Directions for this task: Set each entry down verbatim, omitting images.

Records:
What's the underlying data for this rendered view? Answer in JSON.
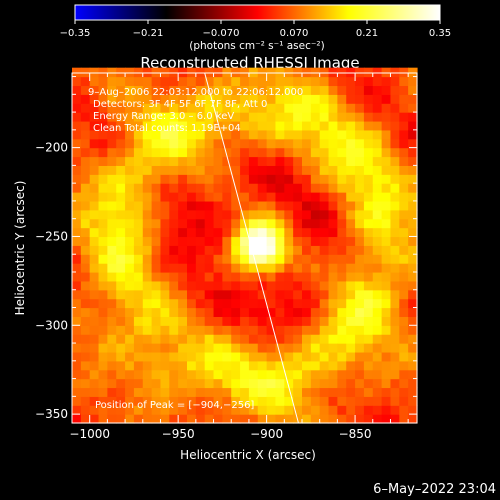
{
  "chart_data": {
    "type": "heatmap",
    "title": "Reconstructed RHESSI Image",
    "xlabel": "Heliocentric X (arcsec)",
    "ylabel": "Heliocentric Y (arcsec)",
    "xlim": [
      -1010,
      -815
    ],
    "ylim": [
      -355,
      -158
    ],
    "x_ticks": [
      "−1000",
      "−950",
      "−900",
      "−850"
    ],
    "x_tick_values": [
      -1000,
      -950,
      -900,
      -850
    ],
    "y_ticks": [
      "−200",
      "−250",
      "−300",
      "−350"
    ],
    "y_tick_values": [
      -200,
      -250,
      -300,
      -350
    ],
    "colorbar": {
      "min": -0.35,
      "max": 0.35,
      "ticks": [
        "−0.35",
        "−0.21",
        "−0.070",
        "0.070",
        "0.21",
        "0.35"
      ],
      "tick_values": [
        -0.35,
        -0.21,
        -0.07,
        0.07,
        0.21,
        0.35
      ],
      "unit_label": "(photons cm⁻² s⁻¹ asec⁻²)",
      "colormap": [
        "#0000ff",
        "#000000",
        "#ff0000",
        "#ffff00",
        "#ffffff"
      ]
    },
    "info_lines": [
      "9–Aug–2006 22:03:12.000 to 22:06:12.000",
      "Detectors: 3F 4F 5F 6F 7F 8F, Att 0",
      "Energy Range: 3.0 – 6.0 keV",
      "Clean     Total counts: 1.19E+04"
    ],
    "peak_label": "Position of Peak = [−904,−256]",
    "peak": {
      "x": -904,
      "y": -256,
      "value": 0.35
    },
    "limb_line": [
      [
        -935,
        -158
      ],
      [
        -882,
        -355
      ]
    ],
    "ring": {
      "center": [
        -910,
        -255
      ],
      "radius": 75,
      "value": 0.11
    },
    "background_value": 0.05,
    "trough_value": -0.04
  },
  "footer": {
    "timestamp": "6–May–2022 23:04"
  }
}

Completed task:
What's the underlying data for this rendered view? Answer in JSON.
{
  "chart_data": {
    "type": "heatmap",
    "title": "Reconstructed RHESSI Image",
    "xlabel": "Heliocentric X (arcsec)",
    "ylabel": "Heliocentric Y (arcsec)",
    "xlim": [
      -1010,
      -815
    ],
    "ylim": [
      -355,
      -158
    ],
    "x_ticks": [
      "−1000",
      "−950",
      "−900",
      "−850"
    ],
    "x_tick_values": [
      -1000,
      -950,
      -900,
      -850
    ],
    "y_ticks": [
      "−200",
      "−250",
      "−300",
      "−350"
    ],
    "y_tick_values": [
      -200,
      -250,
      -300,
      -350
    ],
    "colorbar": {
      "min": -0.35,
      "max": 0.35,
      "ticks": [
        "−0.35",
        "−0.21",
        "−0.070",
        "0.070",
        "0.21",
        "0.35"
      ],
      "tick_values": [
        -0.35,
        -0.21,
        -0.07,
        0.07,
        0.21,
        0.35
      ],
      "unit_label": "(photons cm⁻² s⁻¹ asec⁻²)",
      "colormap": [
        "#0000ff",
        "#000000",
        "#ff0000",
        "#ffff00",
        "#ffffff"
      ]
    },
    "info_lines": [
      "9–Aug–2006 22:03:12.000 to 22:06:12.000",
      "Detectors: 3F 4F 5F 6F 7F 8F, Att 0",
      "Energy Range: 3.0 – 6.0 keV",
      "Clean     Total counts: 1.19E+04"
    ],
    "peak_label": "Position of Peak = [−904,−256]",
    "peak": {
      "x": -904,
      "y": -256,
      "value": 0.35
    },
    "limb_line": [
      [
        -935,
        -158
      ],
      [
        -882,
        -355
      ]
    ],
    "ring": {
      "center": [
        -910,
        -255
      ],
      "radius": 75,
      "value": 0.11
    },
    "background_value": 0.05,
    "trough_value": -0.04
  },
  "footer": {
    "timestamp": "6–May–2022 23:04"
  }
}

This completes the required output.